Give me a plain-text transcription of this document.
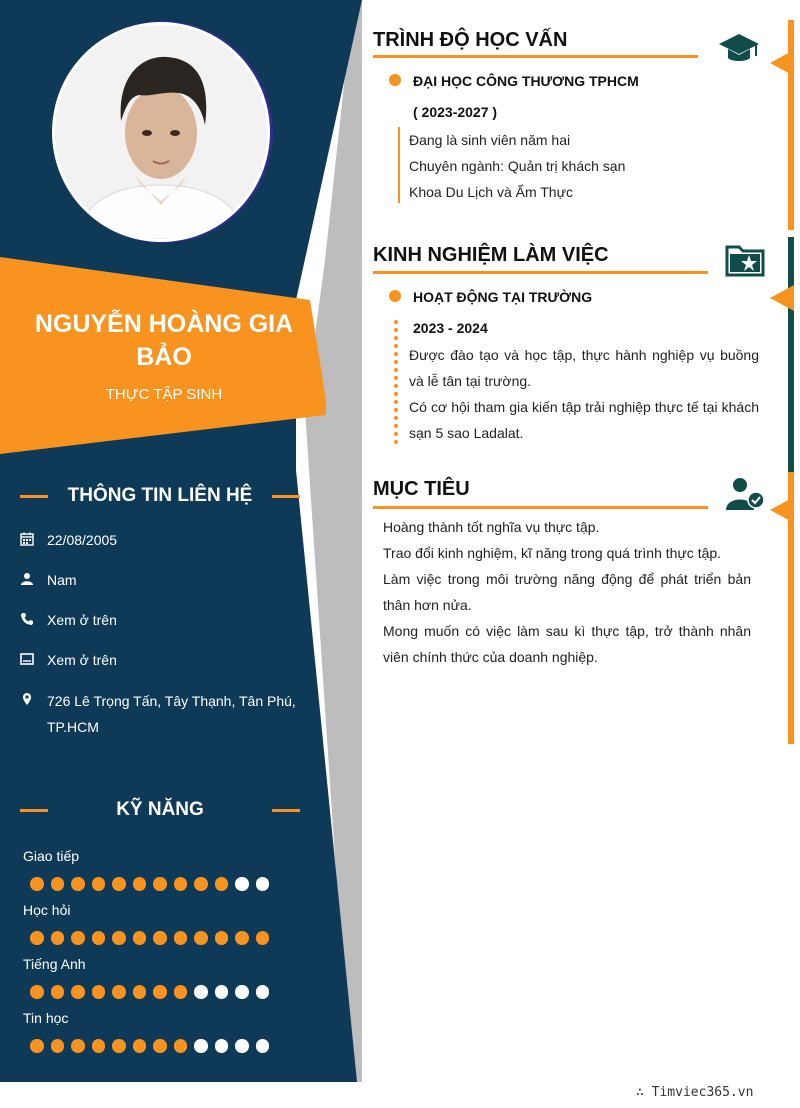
NGUYỄN HOÀNG GIA BẢO

THỰC TẬP SINH

THÔNG TIN LIÊN HỆ
22/08/2005
Nam
Xem ở trên
Xem ở trên
726 Lê Trọng Tấn, Tây Thạnh, Tân Phú, TP.HCM
KỸ NĂNG
Giao tiếp
Học hỏi
Tiếng Anh
Tin học
TRÌNH ĐỘ HỌC VẤN
ĐẠI HỌC CÔNG THƯƠNG TPHCM
( 2023-2027 )

Đang là sinh viên năm hai

Chuyên ngành: Quản trị khách sạn

Khoa Du Lịch và Ẩm Thực

KINH NGHIỆM LÀM VIỆC
HOẠT ĐỘNG TẠI TRƯỜNG
2023 - 2024

Được đào tạo và học tập, thực hành nghiệp vụ buồng và lễ tân tại trường.

Có cơ hội tham gia kiến tập trải nghiệp thực tế tại khách sạn 5 sao Ladalat.

MỤC TIÊU

Hoàng thành tốt nghĩa vụ thực tập.

Trao đổi kinh nghiệm, kĩ năng trong quá trình thực tập.

Làm việc trong môi trường năng động để phát triển bản thân hơn nửa.

Mong muốn có việc làm sau kì thực tập, trở thành nhân viên chính thức của doanh nghiệp.

∴ Timviec365.vn
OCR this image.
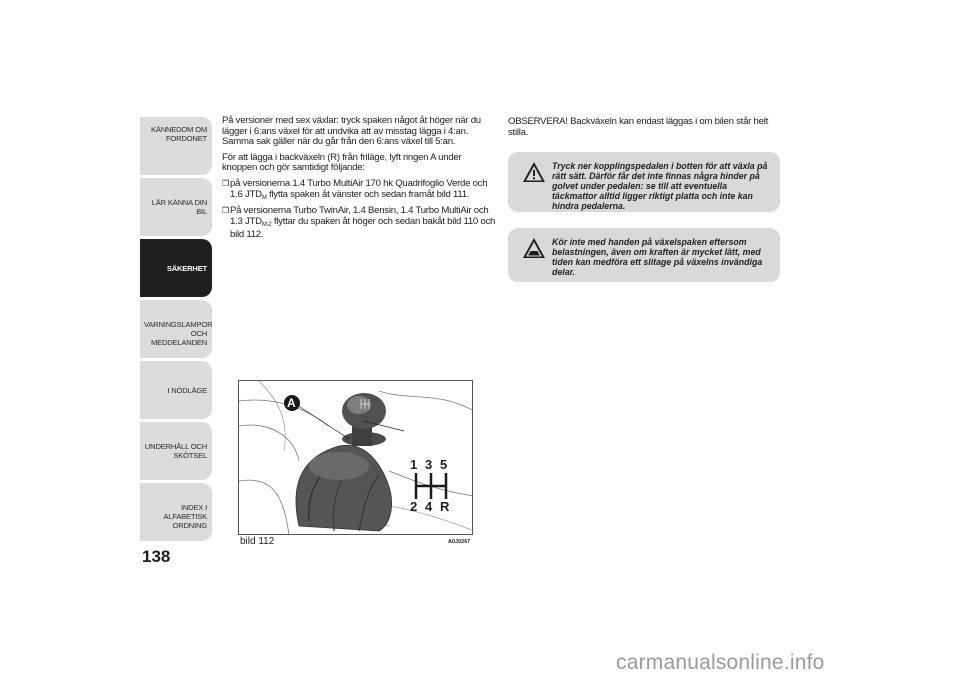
KÄNNEDOM OM
FORDONET
LÄR KÄNNA DIN BIL
SÄKERHET
VARNINGSLAMPOR
OCH MEDDELANDEN
I NÖDLÄGE
UNDERHÅLL OCH
SKÖTSEL
INDEX I ALFABETISK
ORDNING
138

På versioner med sex växlar: tryck spaken något åt höger när du lägger i 6:ans växel för att undvika att av misstag lägga i 4:an. Samma sak gäller när du går från den 6:ans växel till 5:an.

För att lägga i backväxeln (R) från friläge, lyft ringen A under knoppen och gör samtidigt följande:

❒ på versionerna 1.4 Turbo MultiAir 170 hk Quadrifoglio Verde och 1.6 $JTD_M$ flytta spaken åt vänster och sedan framåt bild 111.
❒ På versionerna Turbo TwinAir, 1.4 Bensin, 1.4 Turbo MultiAir och 1.3 $JTD_{M-2}$ flyttar du spaken åt höger och sedan bakåt bild 110 och bild 112.

OBSERVERA! Backväxeln kan endast läggas i om bilen står helt stilla.

Tryck ner kopplingspedalen i botten för att växla på rätt sätt. Därför får det inte finnas några hinder på golvet under pedalen: se till att eventuella täckmattor alltid ligger riktigt platta och inte kan hindra pedalerna.
Kör inte med handen på växelspaken eftersom belastningen, även om kraften är mycket lätt, med tiden kan medföra ett slitage på växelns invändiga delar.
A
1 3 5
2 4 R
bild 112	A0J0267
carmanualsonline.info
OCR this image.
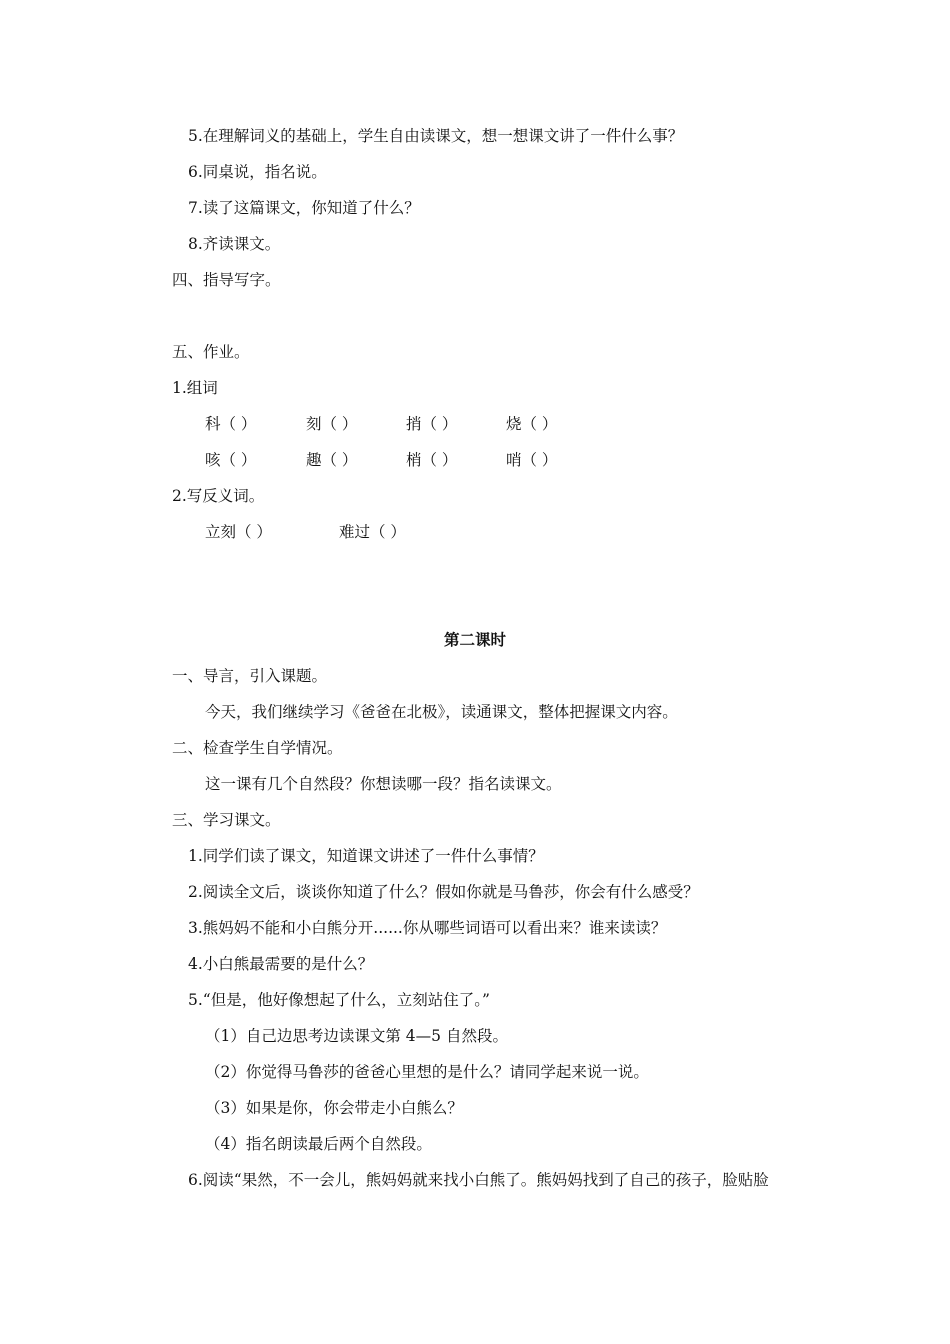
5.在理解词义的基础上，学生自由读课文，想一想课文讲了一件什么事？
6.同桌说，指名说。
7.读了这篇课文，你知道了什么？
8.齐读课文。
四、指导写字。
五、作业。
1.组词
科（ ）	刻（ ）	捎（ ）	烧（ ）
咳（ ）	趣（ ）	梢（ ）	哨（ ）
2.写反义词。
立刻（ ）	难过（ ）
第二课时
一、导言，引入课题。
今天，我们继续学习《爸爸在北极》，读通课文，整体把握课文内容。
二、检查学生自学情况。
这一课有几个自然段？你想读哪一段？指名读课文。
三、学习课文。
1.同学们读了课文，知道课文讲述了一件什么事情？
2.阅读全文后，谈谈你知道了什么？假如你就是马鲁莎，你会有什么感受？
3.熊妈妈不能和小白熊分开......你从哪些词语可以看出来？谁来读读？
4.小白熊最需要的是什么？
5.“但是，他好像想起了什么，立刻站住了。”
（1）自己边思考边读课文第 4—5 自然段。
（2）你觉得马鲁莎的爸爸心里想的是什么？请同学起来说一说。
（3）如果是你，你会带走小白熊么？
（4）指名朗读最后两个自然段。
6.阅读“果然，不一会儿，熊妈妈就来找小白熊了。熊妈妈找到了自己的孩子，脸贴脸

+++++

# YOUR INSTRUCTIONS
Determine how many lines above contain "trong" as a word or string. Give the number alone.

# WRITTEN ANSWER
2